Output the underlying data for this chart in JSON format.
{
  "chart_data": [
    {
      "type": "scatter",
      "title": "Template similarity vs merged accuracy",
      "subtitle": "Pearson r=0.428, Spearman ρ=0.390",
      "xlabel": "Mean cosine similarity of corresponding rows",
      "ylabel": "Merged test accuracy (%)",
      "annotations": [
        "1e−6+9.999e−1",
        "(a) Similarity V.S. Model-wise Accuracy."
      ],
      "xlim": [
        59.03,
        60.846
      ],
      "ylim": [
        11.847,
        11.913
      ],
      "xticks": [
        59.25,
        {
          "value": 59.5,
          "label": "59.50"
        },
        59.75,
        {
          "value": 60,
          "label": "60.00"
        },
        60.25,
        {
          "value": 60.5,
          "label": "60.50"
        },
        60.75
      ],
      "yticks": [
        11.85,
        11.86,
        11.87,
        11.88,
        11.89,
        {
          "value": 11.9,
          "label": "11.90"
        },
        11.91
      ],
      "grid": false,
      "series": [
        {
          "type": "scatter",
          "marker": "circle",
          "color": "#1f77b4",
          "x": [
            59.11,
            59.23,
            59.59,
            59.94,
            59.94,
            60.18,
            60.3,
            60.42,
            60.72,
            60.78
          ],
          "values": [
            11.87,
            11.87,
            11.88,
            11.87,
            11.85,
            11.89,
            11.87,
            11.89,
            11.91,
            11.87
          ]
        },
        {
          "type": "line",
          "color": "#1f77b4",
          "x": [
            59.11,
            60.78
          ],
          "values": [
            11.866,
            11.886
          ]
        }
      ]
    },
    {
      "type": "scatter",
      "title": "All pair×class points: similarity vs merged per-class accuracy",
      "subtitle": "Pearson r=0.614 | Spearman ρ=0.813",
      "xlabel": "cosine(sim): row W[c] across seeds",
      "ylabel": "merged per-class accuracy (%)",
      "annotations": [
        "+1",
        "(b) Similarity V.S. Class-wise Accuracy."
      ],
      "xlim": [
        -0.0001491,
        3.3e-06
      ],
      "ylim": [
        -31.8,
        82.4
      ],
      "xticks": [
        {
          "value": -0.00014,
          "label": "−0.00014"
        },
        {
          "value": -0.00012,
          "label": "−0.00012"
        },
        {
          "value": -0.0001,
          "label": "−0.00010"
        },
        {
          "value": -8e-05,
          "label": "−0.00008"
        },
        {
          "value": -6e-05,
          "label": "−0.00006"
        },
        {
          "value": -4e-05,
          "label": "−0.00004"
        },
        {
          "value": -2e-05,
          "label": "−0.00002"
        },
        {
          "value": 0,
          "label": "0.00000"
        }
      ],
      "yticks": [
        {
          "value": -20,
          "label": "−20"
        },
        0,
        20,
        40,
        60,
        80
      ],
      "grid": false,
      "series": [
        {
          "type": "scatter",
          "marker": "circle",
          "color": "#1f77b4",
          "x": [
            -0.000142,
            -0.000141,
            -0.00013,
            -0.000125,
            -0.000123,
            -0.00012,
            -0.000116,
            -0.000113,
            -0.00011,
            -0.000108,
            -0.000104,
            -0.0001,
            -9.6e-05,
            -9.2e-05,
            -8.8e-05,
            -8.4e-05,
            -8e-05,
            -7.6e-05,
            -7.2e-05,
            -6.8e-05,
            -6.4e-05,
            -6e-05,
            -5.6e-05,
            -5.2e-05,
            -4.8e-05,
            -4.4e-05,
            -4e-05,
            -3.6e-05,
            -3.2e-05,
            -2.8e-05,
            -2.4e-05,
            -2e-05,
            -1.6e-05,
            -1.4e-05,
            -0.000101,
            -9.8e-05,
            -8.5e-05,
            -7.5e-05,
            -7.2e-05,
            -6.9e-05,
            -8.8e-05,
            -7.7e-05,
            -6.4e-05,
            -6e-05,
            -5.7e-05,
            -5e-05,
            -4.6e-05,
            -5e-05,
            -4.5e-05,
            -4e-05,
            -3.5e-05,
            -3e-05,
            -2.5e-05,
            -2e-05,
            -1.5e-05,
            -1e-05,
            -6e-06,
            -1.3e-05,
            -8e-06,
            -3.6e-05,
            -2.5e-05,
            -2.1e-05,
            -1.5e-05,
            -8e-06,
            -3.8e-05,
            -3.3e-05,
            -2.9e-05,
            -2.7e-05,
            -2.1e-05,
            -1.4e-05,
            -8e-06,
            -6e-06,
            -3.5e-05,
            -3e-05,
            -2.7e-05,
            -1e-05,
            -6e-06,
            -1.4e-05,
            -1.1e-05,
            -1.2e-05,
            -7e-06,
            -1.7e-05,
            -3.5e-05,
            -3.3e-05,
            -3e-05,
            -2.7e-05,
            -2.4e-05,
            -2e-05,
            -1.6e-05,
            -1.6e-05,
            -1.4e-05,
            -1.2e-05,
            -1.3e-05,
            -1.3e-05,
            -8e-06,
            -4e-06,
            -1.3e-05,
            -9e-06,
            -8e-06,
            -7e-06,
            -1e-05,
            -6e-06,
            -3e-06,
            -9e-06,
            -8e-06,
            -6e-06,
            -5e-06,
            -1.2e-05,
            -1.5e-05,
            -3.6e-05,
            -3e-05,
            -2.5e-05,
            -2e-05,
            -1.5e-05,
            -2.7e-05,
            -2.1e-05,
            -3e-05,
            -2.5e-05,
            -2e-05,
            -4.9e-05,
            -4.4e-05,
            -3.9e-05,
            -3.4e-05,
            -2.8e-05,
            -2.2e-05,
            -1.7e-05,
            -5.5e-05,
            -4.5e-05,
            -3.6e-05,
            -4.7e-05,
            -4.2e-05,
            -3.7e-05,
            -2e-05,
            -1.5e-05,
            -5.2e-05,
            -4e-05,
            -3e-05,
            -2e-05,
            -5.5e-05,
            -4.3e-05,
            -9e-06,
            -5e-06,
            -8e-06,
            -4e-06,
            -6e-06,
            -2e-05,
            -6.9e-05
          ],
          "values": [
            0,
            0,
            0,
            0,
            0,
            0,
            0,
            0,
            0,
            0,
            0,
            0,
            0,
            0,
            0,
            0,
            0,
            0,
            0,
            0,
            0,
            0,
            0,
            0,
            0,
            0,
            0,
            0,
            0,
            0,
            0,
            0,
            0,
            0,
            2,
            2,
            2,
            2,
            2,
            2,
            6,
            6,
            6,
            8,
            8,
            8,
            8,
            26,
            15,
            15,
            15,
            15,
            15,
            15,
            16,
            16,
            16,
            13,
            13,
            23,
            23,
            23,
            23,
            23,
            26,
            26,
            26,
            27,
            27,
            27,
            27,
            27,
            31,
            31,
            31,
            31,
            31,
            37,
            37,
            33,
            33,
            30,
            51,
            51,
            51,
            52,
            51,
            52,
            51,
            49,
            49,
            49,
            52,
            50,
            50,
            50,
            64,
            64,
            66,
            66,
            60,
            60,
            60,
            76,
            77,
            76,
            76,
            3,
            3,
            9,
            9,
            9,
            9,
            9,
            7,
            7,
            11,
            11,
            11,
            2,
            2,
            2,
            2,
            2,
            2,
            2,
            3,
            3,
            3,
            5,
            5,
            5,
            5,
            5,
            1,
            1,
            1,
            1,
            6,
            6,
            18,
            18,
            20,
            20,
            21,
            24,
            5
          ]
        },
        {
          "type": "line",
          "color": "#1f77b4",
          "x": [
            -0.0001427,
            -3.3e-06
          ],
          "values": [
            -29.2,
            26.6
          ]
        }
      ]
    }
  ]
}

*What is needed:* Return the listing above in full, character for character.

*Output for this task:*
Output the underlying data for this chart in JSON format.
{
  "chart_data": [
    {
      "type": "scatter",
      "title": "Template similarity vs merged accuracy",
      "subtitle": "Pearson r=0.428, Spearman ρ=0.390",
      "xlabel": "Mean cosine similarity of corresponding rows",
      "ylabel": "Merged test accuracy (%)",
      "annotations": [
        "1e−6+9.999e−1",
        "(a) Similarity V.S. Model-wise Accuracy."
      ],
      "xlim": [
        59.03,
        60.846
      ],
      "ylim": [
        11.847,
        11.913
      ],
      "xticks": [
        59.25,
        {
          "value": 59.5,
          "label": "59.50"
        },
        59.75,
        {
          "value": 60,
          "label": "60.00"
        },
        60.25,
        {
          "value": 60.5,
          "label": "60.50"
        },
        60.75
      ],
      "yticks": [
        11.85,
        11.86,
        11.87,
        11.88,
        11.89,
        {
          "value": 11.9,
          "label": "11.90"
        },
        11.91
      ],
      "grid": false,
      "series": [
        {
          "type": "scatter",
          "marker": "circle",
          "color": "#1f77b4",
          "x": [
            59.11,
            59.23,
            59.59,
            59.94,
            59.94,
            60.18,
            60.3,
            60.42,
            60.72,
            60.78
          ],
          "values": [
            11.87,
            11.87,
            11.88,
            11.87,
            11.85,
            11.89,
            11.87,
            11.89,
            11.91,
            11.87
          ]
        },
        {
          "type": "line",
          "color": "#1f77b4",
          "x": [
            59.11,
            60.78
          ],
          "values": [
            11.866,
            11.886
          ]
        }
      ]
    },
    {
      "type": "scatter",
      "title": "All pair×class points: similarity vs merged per-class accuracy",
      "subtitle": "Pearson r=0.614 | Spearman ρ=0.813",
      "xlabel": "cosine(sim): row W[c] across seeds",
      "ylabel": "merged per-class accuracy (%)",
      "annotations": [
        "+1",
        "(b) Similarity V.S. Class-wise Accuracy."
      ],
      "xlim": [
        -0.0001491,
        3.3e-06
      ],
      "ylim": [
        -31.8,
        82.4
      ],
      "xticks": [
        {
          "value": -0.00014,
          "label": "−0.00014"
        },
        {
          "value": -0.00012,
          "label": "−0.00012"
        },
        {
          "value": -0.0001,
          "label": "−0.00010"
        },
        {
          "value": -8e-05,
          "label": "−0.00008"
        },
        {
          "value": -6e-05,
          "label": "−0.00006"
        },
        {
          "value": -4e-05,
          "label": "−0.00004"
        },
        {
          "value": -2e-05,
          "label": "−0.00002"
        },
        {
          "value": 0,
          "label": "0.00000"
        }
      ],
      "yticks": [
        {
          "value": -20,
          "label": "−20"
        },
        0,
        20,
        40,
        60,
        80
      ],
      "grid": false,
      "series": [
        {
          "type": "scatter",
          "marker": "circle",
          "color": "#1f77b4",
          "x": [
            -0.000142,
            -0.000141,
            -0.00013,
            -0.000125,
            -0.000123,
            -0.00012,
            -0.000116,
            -0.000113,
            -0.00011,
            -0.000108,
            -0.000104,
            -0.0001,
            -9.6e-05,
            -9.2e-05,
            -8.8e-05,
            -8.4e-05,
            -8e-05,
            -7.6e-05,
            -7.2e-05,
            -6.8e-05,
            -6.4e-05,
            -6e-05,
            -5.6e-05,
            -5.2e-05,
            -4.8e-05,
            -4.4e-05,
            -4e-05,
            -3.6e-05,
            -3.2e-05,
            -2.8e-05,
            -2.4e-05,
            -2e-05,
            -1.6e-05,
            -1.4e-05,
            -0.000101,
            -9.8e-05,
            -8.5e-05,
            -7.5e-05,
            -7.2e-05,
            -6.9e-05,
            -8.8e-05,
            -7.7e-05,
            -6.4e-05,
            -6e-05,
            -5.7e-05,
            -5e-05,
            -4.6e-05,
            -5e-05,
            -4.5e-05,
            -4e-05,
            -3.5e-05,
            -3e-05,
            -2.5e-05,
            -2e-05,
            -1.5e-05,
            -1e-05,
            -6e-06,
            -1.3e-05,
            -8e-06,
            -3.6e-05,
            -2.5e-05,
            -2.1e-05,
            -1.5e-05,
            -8e-06,
            -3.8e-05,
            -3.3e-05,
            -2.9e-05,
            -2.7e-05,
            -2.1e-05,
            -1.4e-05,
            -8e-06,
            -6e-06,
            -3.5e-05,
            -3e-05,
            -2.7e-05,
            -1e-05,
            -6e-06,
            -1.4e-05,
            -1.1e-05,
            -1.2e-05,
            -7e-06,
            -1.7e-05,
            -3.5e-05,
            -3.3e-05,
            -3e-05,
            -2.7e-05,
            -2.4e-05,
            -2e-05,
            -1.6e-05,
            -1.6e-05,
            -1.4e-05,
            -1.2e-05,
            -1.3e-05,
            -1.3e-05,
            -8e-06,
            -4e-06,
            -1.3e-05,
            -9e-06,
            -8e-06,
            -7e-06,
            -1e-05,
            -6e-06,
            -3e-06,
            -9e-06,
            -8e-06,
            -6e-06,
            -5e-06,
            -1.2e-05,
            -1.5e-05,
            -3.6e-05,
            -3e-05,
            -2.5e-05,
            -2e-05,
            -1.5e-05,
            -2.7e-05,
            -2.1e-05,
            -3e-05,
            -2.5e-05,
            -2e-05,
            -4.9e-05,
            -4.4e-05,
            -3.9e-05,
            -3.4e-05,
            -2.8e-05,
            -2.2e-05,
            -1.7e-05,
            -5.5e-05,
            -4.5e-05,
            -3.6e-05,
            -4.7e-05,
            -4.2e-05,
            -3.7e-05,
            -2e-05,
            -1.5e-05,
            -5.2e-05,
            -4e-05,
            -3e-05,
            -2e-05,
            -5.5e-05,
            -4.3e-05,
            -9e-06,
            -5e-06,
            -8e-06,
            -4e-06,
            -6e-06,
            -2e-05,
            -6.9e-05
          ],
          "values": [
            0,
            0,
            0,
            0,
            0,
            0,
            0,
            0,
            0,
            0,
            0,
            0,
            0,
            0,
            0,
            0,
            0,
            0,
            0,
            0,
            0,
            0,
            0,
            0,
            0,
            0,
            0,
            0,
            0,
            0,
            0,
            0,
            0,
            0,
            2,
            2,
            2,
            2,
            2,
            2,
            6,
            6,
            6,
            8,
            8,
            8,
            8,
            26,
            15,
            15,
            15,
            15,
            15,
            15,
            16,
            16,
            16,
            13,
            13,
            23,
            23,
            23,
            23,
            23,
            26,
            26,
            26,
            27,
            27,
            27,
            27,
            27,
            31,
            31,
            31,
            31,
            31,
            37,
            37,
            33,
            33,
            30,
            51,
            51,
            51,
            52,
            51,
            52,
            51,
            49,
            49,
            49,
            52,
            50,
            50,
            50,
            64,
            64,
            66,
            66,
            60,
            60,
            60,
            76,
            77,
            76,
            76,
            3,
            3,
            9,
            9,
            9,
            9,
            9,
            7,
            7,
            11,
            11,
            11,
            2,
            2,
            2,
            2,
            2,
            2,
            2,
            3,
            3,
            3,
            5,
            5,
            5,
            5,
            5,
            1,
            1,
            1,
            1,
            6,
            6,
            18,
            18,
            20,
            20,
            21,
            24,
            5
          ]
        },
        {
          "type": "line",
          "color": "#1f77b4",
          "x": [
            -0.0001427,
            -3.3e-06
          ],
          "values": [
            -29.2,
            26.6
          ]
        }
      ]
    }
  ]
}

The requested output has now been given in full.